#### CHALLENGE
Read the data and repeat all of it exactly.

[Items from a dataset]

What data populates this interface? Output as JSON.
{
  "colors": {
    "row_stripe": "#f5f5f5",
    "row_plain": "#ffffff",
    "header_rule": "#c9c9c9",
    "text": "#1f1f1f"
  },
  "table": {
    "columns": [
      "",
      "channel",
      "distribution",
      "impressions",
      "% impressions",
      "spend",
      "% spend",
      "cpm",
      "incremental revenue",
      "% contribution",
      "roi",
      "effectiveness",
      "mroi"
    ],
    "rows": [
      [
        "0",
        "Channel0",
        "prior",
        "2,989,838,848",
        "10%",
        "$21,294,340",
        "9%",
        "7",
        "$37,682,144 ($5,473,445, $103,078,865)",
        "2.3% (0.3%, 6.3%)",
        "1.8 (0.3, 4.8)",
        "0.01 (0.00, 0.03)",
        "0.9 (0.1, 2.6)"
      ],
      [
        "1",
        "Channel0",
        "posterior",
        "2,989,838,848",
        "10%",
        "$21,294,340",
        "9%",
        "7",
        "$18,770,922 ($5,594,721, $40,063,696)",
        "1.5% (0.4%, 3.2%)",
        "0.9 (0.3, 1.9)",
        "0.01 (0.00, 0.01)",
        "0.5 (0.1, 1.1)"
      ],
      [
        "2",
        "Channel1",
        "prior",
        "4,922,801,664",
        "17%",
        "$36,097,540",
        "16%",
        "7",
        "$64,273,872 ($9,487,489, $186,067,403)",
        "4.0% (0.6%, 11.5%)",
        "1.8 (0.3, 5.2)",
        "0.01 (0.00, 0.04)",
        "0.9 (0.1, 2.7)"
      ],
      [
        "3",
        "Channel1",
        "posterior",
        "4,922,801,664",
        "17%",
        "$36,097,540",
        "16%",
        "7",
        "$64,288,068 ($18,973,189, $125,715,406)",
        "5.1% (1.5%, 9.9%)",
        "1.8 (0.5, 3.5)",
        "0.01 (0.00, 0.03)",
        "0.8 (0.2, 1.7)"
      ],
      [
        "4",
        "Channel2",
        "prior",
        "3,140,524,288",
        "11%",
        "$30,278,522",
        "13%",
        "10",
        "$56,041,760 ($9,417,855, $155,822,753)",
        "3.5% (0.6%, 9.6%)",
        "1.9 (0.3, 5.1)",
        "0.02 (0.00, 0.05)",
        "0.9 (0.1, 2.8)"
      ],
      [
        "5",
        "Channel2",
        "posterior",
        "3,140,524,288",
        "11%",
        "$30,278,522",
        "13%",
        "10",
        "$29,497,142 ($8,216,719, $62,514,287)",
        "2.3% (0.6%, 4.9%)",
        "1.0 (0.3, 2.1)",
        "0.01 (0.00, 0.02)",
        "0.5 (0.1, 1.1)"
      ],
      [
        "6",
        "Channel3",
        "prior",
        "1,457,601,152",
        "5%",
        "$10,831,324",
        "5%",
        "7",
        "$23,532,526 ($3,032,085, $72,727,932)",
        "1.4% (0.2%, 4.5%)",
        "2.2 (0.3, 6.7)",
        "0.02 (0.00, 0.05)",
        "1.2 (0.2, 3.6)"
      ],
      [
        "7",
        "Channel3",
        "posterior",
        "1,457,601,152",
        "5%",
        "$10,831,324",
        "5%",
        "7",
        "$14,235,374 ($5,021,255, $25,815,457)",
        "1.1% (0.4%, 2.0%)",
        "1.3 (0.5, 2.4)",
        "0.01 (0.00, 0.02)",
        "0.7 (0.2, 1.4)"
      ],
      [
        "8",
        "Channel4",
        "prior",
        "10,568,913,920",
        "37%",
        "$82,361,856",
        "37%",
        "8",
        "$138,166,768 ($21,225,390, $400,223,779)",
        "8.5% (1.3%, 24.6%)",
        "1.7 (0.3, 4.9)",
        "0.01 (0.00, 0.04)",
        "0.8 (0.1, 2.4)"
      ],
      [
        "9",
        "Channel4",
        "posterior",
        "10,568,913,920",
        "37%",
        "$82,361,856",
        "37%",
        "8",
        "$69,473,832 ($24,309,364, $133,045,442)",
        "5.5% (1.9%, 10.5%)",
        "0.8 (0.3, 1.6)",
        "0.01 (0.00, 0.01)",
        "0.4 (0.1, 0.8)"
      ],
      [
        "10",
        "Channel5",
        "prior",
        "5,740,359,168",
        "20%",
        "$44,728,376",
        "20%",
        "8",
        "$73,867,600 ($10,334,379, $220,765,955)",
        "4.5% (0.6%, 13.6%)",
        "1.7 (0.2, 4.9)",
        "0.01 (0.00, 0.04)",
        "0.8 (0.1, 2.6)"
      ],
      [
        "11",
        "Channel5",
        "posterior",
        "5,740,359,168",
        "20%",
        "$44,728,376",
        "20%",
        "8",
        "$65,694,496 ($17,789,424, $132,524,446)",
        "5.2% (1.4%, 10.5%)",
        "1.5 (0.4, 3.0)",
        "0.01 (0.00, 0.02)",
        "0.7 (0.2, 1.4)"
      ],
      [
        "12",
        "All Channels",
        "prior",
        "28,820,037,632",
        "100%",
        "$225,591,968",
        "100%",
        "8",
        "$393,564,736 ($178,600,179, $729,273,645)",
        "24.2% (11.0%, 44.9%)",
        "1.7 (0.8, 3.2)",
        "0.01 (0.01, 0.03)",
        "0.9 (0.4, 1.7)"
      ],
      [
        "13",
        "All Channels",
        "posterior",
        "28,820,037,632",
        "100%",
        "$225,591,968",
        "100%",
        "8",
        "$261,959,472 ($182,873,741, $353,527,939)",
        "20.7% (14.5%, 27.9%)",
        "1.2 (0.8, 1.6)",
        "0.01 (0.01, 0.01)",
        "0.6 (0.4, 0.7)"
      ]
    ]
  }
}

#### TASK OUTPUT
What data populates this interface? Output as JSON.
{
  "colors": {
    "row_stripe": "#f5f5f5",
    "row_plain": "#ffffff",
    "header_rule": "#c9c9c9",
    "text": "#1f1f1f"
  },
  "table": {
    "columns": [
      "",
      "channel",
      "distribution",
      "impressions",
      "% impressions",
      "spend",
      "% spend",
      "cpm",
      "incremental revenue",
      "% contribution",
      "roi",
      "effectiveness",
      "mroi"
    ],
    "rows": [
      [
        "0",
        "Channel0",
        "prior",
        "2,989,838,848",
        "10%",
        "$21,294,340",
        "9%",
        "7",
        "$37,682,144 ($5,473,445, $103,078,865)",
        "2.3% (0.3%, 6.3%)",
        "1.8 (0.3, 4.8)",
        "0.01 (0.00, 0.03)",
        "0.9 (0.1, 2.6)"
      ],
      [
        "1",
        "Channel0",
        "posterior",
        "2,989,838,848",
        "10%",
        "$21,294,340",
        "9%",
        "7",
        "$18,770,922 ($5,594,721, $40,063,696)",
        "1.5% (0.4%, 3.2%)",
        "0.9 (0.3, 1.9)",
        "0.01 (0.00, 0.01)",
        "0.5 (0.1, 1.1)"
      ],
      [
        "2",
        "Channel1",
        "prior",
        "4,922,801,664",
        "17%",
        "$36,097,540",
        "16%",
        "7",
        "$64,273,872 ($9,487,489, $186,067,403)",
        "4.0% (0.6%, 11.5%)",
        "1.8 (0.3, 5.2)",
        "0.01 (0.00, 0.04)",
        "0.9 (0.1, 2.7)"
      ],
      [
        "3",
        "Channel1",
        "posterior",
        "4,922,801,664",
        "17%",
        "$36,097,540",
        "16%",
        "7",
        "$64,288,068 ($18,973,189, $125,715,406)",
        "5.1% (1.5%, 9.9%)",
        "1.8 (0.5, 3.5)",
        "0.01 (0.00, 0.03)",
        "0.8 (0.2, 1.7)"
      ],
      [
        "4",
        "Channel2",
        "prior",
        "3,140,524,288",
        "11%",
        "$30,278,522",
        "13%",
        "10",
        "$56,041,760 ($9,417,855, $155,822,753)",
        "3.5% (0.6%, 9.6%)",
        "1.9 (0.3, 5.1)",
        "0.02 (0.00, 0.05)",
        "0.9 (0.1, 2.8)"
      ],
      [
        "5",
        "Channel2",
        "posterior",
        "3,140,524,288",
        "11%",
        "$30,278,522",
        "13%",
        "10",
        "$29,497,142 ($8,216,719, $62,514,287)",
        "2.3% (0.6%, 4.9%)",
        "1.0 (0.3, 2.1)",
        "0.01 (0.00, 0.02)",
        "0.5 (0.1, 1.1)"
      ],
      [
        "6",
        "Channel3",
        "prior",
        "1,457,601,152",
        "5%",
        "$10,831,324",
        "5%",
        "7",
        "$23,532,526 ($3,032,085, $72,727,932)",
        "1.4% (0.2%, 4.5%)",
        "2.2 (0.3, 6.7)",
        "0.02 (0.00, 0.05)",
        "1.2 (0.2, 3.6)"
      ],
      [
        "7",
        "Channel3",
        "posterior",
        "1,457,601,152",
        "5%",
        "$10,831,324",
        "5%",
        "7",
        "$14,235,374 ($5,021,255, $25,815,457)",
        "1.1% (0.4%, 2.0%)",
        "1.3 (0.5, 2.4)",
        "0.01 (0.00, 0.02)",
        "0.7 (0.2, 1.4)"
      ],
      [
        "8",
        "Channel4",
        "prior",
        "10,568,913,920",
        "37%",
        "$82,361,856",
        "37%",
        "8",
        "$138,166,768 ($21,225,390, $400,223,779)",
        "8.5% (1.3%, 24.6%)",
        "1.7 (0.3, 4.9)",
        "0.01 (0.00, 0.04)",
        "0.8 (0.1, 2.4)"
      ],
      [
        "9",
        "Channel4",
        "posterior",
        "10,568,913,920",
        "37%",
        "$82,361,856",
        "37%",
        "8",
        "$69,473,832 ($24,309,364, $133,045,442)",
        "5.5% (1.9%, 10.5%)",
        "0.8 (0.3, 1.6)",
        "0.01 (0.00, 0.01)",
        "0.4 (0.1, 0.8)"
      ],
      [
        "10",
        "Channel5",
        "prior",
        "5,740,359,168",
        "20%",
        "$44,728,376",
        "20%",
        "8",
        "$73,867,600 ($10,334,379, $220,765,955)",
        "4.5% (0.6%, 13.6%)",
        "1.7 (0.2, 4.9)",
        "0.01 (0.00, 0.04)",
        "0.8 (0.1, 2.6)"
      ],
      [
        "11",
        "Channel5",
        "posterior",
        "5,740,359,168",
        "20%",
        "$44,728,376",
        "20%",
        "8",
        "$65,694,496 ($17,789,424, $132,524,446)",
        "5.2% (1.4%, 10.5%)",
        "1.5 (0.4, 3.0)",
        "0.01 (0.00, 0.02)",
        "0.7 (0.2, 1.4)"
      ],
      [
        "12",
        "All Channels",
        "prior",
        "28,820,037,632",
        "100%",
        "$225,591,968",
        "100%",
        "8",
        "$393,564,736 ($178,600,179, $729,273,645)",
        "24.2% (11.0%, 44.9%)",
        "1.7 (0.8, 3.2)",
        "0.01 (0.01, 0.03)",
        "0.9 (0.4, 1.7)"
      ],
      [
        "13",
        "All Channels",
        "posterior",
        "28,820,037,632",
        "100%",
        "$225,591,968",
        "100%",
        "8",
        "$261,959,472 ($182,873,741, $353,527,939)",
        "20.7% (14.5%, 27.9%)",
        "1.2 (0.8, 1.6)",
        "0.01 (0.01, 0.01)",
        "0.6 (0.4, 0.7)"
      ]
    ]
  }
}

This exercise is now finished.